Look through the records below and give the number of lines holding the string "басқа", nothing more.

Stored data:
######
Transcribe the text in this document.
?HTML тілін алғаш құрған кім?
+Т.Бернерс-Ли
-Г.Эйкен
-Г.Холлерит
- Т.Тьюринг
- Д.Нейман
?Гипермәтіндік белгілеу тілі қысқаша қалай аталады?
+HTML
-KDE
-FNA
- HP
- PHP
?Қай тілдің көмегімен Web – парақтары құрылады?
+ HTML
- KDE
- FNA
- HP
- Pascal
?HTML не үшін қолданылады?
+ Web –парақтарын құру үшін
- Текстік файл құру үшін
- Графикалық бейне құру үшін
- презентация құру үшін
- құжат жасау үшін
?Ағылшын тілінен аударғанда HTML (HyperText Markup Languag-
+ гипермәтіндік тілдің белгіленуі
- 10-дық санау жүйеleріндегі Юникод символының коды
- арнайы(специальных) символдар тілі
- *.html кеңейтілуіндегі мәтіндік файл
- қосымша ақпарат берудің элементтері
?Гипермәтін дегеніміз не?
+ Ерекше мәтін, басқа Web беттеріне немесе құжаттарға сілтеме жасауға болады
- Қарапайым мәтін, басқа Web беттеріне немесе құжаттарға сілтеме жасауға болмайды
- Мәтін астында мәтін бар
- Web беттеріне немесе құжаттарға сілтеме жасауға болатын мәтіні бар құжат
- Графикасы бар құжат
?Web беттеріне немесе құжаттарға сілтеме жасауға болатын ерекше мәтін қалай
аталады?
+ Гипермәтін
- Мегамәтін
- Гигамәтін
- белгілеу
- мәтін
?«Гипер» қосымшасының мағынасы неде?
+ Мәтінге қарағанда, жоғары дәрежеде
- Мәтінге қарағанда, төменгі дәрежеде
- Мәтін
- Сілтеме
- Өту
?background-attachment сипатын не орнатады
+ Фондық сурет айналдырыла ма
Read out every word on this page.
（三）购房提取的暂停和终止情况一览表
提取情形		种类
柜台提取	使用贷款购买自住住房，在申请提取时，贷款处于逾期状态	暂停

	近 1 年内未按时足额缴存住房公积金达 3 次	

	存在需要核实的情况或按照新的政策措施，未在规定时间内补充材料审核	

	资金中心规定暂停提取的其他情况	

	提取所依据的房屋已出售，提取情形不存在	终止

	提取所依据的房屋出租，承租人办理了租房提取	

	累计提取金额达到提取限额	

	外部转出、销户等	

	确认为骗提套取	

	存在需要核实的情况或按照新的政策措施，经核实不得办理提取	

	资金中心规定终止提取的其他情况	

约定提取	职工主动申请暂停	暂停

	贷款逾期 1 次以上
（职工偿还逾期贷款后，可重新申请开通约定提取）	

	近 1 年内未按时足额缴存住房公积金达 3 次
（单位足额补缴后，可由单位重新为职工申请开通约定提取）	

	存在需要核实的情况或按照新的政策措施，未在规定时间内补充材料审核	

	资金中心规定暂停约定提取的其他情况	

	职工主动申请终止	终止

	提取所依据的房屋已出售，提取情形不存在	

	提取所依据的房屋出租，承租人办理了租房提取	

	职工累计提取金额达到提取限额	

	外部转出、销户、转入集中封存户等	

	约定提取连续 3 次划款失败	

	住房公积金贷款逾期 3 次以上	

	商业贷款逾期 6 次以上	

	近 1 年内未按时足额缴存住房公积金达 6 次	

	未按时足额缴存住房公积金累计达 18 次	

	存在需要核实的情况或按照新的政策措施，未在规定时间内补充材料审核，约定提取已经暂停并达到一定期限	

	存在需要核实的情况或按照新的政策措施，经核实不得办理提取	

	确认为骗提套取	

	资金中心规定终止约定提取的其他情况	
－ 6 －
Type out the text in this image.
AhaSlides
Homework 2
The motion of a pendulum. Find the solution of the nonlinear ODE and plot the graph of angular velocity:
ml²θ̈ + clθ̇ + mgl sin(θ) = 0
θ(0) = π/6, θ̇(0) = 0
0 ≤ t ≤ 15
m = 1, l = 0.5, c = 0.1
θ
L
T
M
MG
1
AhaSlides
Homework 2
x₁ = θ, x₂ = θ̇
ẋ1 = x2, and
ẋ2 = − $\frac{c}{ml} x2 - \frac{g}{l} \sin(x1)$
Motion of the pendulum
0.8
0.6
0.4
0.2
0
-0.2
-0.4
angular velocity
######
COMPLETED TASK — 2